§ **Set problem**
Reproduce each line of the material precisely.

§ **Provided material**

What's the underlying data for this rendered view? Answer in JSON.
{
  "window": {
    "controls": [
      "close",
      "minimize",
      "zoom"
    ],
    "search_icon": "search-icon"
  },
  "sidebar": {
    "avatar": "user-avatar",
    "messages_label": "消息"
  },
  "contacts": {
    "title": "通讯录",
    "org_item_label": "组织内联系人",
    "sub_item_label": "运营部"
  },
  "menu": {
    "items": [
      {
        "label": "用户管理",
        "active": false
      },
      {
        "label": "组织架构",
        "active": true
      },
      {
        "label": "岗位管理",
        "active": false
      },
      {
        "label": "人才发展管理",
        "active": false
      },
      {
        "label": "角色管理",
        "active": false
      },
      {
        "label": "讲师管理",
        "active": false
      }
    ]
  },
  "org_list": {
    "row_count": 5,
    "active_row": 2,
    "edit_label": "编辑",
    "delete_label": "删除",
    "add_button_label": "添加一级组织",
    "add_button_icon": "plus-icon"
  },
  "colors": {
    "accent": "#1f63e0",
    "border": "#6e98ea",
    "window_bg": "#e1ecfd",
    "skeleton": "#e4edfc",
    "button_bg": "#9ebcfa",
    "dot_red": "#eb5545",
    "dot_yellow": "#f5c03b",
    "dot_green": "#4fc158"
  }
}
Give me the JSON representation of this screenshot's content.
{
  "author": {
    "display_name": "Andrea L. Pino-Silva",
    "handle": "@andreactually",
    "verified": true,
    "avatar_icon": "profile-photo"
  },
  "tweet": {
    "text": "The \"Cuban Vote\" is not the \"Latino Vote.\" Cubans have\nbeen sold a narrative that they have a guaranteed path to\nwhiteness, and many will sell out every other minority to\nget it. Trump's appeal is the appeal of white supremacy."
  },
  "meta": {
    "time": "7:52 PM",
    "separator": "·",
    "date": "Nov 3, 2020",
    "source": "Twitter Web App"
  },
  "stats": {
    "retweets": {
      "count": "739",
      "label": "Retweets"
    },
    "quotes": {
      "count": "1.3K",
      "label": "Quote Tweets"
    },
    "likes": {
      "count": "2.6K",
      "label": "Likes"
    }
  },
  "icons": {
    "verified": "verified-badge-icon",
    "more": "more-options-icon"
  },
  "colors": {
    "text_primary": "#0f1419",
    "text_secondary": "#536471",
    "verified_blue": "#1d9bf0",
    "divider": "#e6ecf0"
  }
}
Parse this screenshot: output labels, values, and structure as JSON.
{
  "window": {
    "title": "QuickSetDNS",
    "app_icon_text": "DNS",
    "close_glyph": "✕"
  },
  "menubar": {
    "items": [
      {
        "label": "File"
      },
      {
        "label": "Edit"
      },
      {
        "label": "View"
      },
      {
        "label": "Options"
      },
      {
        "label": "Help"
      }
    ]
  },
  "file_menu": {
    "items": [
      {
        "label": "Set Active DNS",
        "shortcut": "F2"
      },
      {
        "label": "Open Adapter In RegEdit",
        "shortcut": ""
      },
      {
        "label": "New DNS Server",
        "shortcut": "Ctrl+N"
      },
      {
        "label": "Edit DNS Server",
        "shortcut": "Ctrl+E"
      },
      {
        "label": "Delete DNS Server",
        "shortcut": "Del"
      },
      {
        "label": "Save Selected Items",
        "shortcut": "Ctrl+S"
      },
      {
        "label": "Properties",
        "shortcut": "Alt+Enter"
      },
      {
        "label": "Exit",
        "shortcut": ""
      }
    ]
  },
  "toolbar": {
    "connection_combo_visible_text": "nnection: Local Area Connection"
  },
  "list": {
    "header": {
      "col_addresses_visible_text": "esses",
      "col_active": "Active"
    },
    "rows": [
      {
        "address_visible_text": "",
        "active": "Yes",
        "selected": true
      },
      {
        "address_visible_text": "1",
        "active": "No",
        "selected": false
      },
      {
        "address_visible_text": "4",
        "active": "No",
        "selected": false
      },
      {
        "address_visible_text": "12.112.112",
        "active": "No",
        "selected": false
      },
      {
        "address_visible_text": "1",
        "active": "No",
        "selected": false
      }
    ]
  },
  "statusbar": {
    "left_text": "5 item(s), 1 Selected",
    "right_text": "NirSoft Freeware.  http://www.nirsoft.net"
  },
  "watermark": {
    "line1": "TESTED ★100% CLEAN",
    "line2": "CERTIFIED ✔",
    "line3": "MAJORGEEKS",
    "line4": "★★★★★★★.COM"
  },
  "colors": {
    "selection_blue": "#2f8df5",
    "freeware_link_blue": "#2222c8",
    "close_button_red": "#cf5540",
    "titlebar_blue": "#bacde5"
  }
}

§ **Result of the task**
What's the underlying data for this rendered view? Answer in JSON.
{
  "window": {
    "controls": [
      "close",
      "minimize",
      "zoom"
    ],
    "search_icon": "search-icon"
  },
  "sidebar": {
    "avatar": "user-avatar",
    "messages_label": "消息"
  },
  "contacts": {
    "title": "通讯录",
    "org_item_label": "组织内联系人",
    "sub_item_label": "运营部"
  },
  "menu": {
    "items": [
      {
        "label": "用户管理",
        "active": false
      },
      {
        "label": "组织架构",
        "active": true
      },
      {
        "label": "岗位管理",
        "active": false
      },
      {
        "label": "人才发展管理",
        "active": false
      },
      {
        "label": "角色管理",
        "active": false
      },
      {
        "label": "讲师管理",
        "active": false
      }
    ]
  },
  "org_list": {
    "row_count": 5,
    "active_row": 2,
    "edit_label": "编辑",
    "delete_label": "删除",
    "add_button_label": "添加一级组织",
    "add_button_icon": "plus-icon"
  },
  "colors": {
    "accent": "#1f63e0",
    "border": "#6e98ea",
    "window_bg": "#e1ecfd",
    "skeleton": "#e4edfc",
    "button_bg": "#9ebcfa",
    "dot_red": "#eb5545",
    "dot_yellow": "#f5c03b",
    "dot_green": "#4fc158"
  }
}
Give me the JSON representation of this screenshot's content.
{
  "author": {
    "display_name": "Andrea L. Pino-Silva",
    "handle": "@andreactually",
    "verified": true,
    "avatar_icon": "profile-photo"
  },
  "tweet": {
    "text": "The \"Cuban Vote\" is not the \"Latino Vote.\" Cubans have\nbeen sold a narrative that they have a guaranteed path to\nwhiteness, and many will sell out every other minority to\nget it. Trump's appeal is the appeal of white supremacy."
  },
  "meta": {
    "time": "7:52 PM",
    "separator": "·",
    "date": "Nov 3, 2020",
    "source": "Twitter Web App"
  },
  "stats": {
    "retweets": {
      "count": "739",
      "label": "Retweets"
    },
    "quotes": {
      "count": "1.3K",
      "label": "Quote Tweets"
    },
    "likes": {
      "count": "2.6K",
      "label": "Likes"
    }
  },
  "icons": {
    "verified": "verified-badge-icon",
    "more": "more-options-icon"
  },
  "colors": {
    "text_primary": "#0f1419",
    "text_secondary": "#536471",
    "verified_blue": "#1d9bf0",
    "divider": "#e6ecf0"
  }
}
Parse this screenshot: output labels, values, and structure as JSON.
{
  "window": {
    "title": "QuickSetDNS",
    "app_icon_text": "DNS",
    "close_glyph": "✕"
  },
  "menubar": {
    "items": [
      {
        "label": "File"
      },
      {
        "label": "Edit"
      },
      {
        "label": "View"
      },
      {
        "label": "Options"
      },
      {
        "label": "Help"
      }
    ]
  },
  "file_menu": {
    "items": [
      {
        "label": "Set Active DNS",
        "shortcut": "F2"
      },
      {
        "label": "Open Adapter In RegEdit",
        "shortcut": ""
      },
      {
        "label": "New DNS Server",
        "shortcut": "Ctrl+N"
      },
      {
        "label": "Edit DNS Server",
        "shortcut": "Ctrl+E"
      },
      {
        "label": "Delete DNS Server",
        "shortcut": "Del"
      },
      {
        "label": "Save Selected Items",
        "shortcut": "Ctrl+S"
      },
      {
        "label": "Properties",
        "shortcut": "Alt+Enter"
      },
      {
        "label": "Exit",
        "shortcut": ""
      }
    ]
  },
  "toolbar": {
    "connection_combo_visible_text": "nnection: Local Area Connection"
  },
  "list": {
    "header": {
      "col_addresses_visible_text": "esses",
      "col_active": "Active"
    },
    "rows": [
      {
        "address_visible_text": "",
        "active": "Yes",
        "selected": true
      },
      {
        "address_visible_text": "1",
        "active": "No",
        "selected": false
      },
      {
        "address_visible_text": "4",
        "active": "No",
        "selected": false
      },
      {
        "address_visible_text": "12.112.112",
        "active": "No",
        "selected": false
      },
      {
        "address_visible_text": "1",
        "active": "No",
        "selected": false
      }
    ]
  },
  "statusbar": {
    "left_text": "5 item(s), 1 Selected",
    "right_text": "NirSoft Freeware.  http://www.nirsoft.net"
  },
  "watermark": {
    "line1": "TESTED ★100% CLEAN",
    "line2": "CERTIFIED ✔",
    "line3": "MAJORGEEKS",
    "line4": "★★★★★★★.COM"
  },
  "colors": {
    "selection_blue": "#2f8df5",
    "freeware_link_blue": "#2222c8",
    "close_button_red": "#cf5540",
    "titlebar_blue": "#bacde5"
  }
}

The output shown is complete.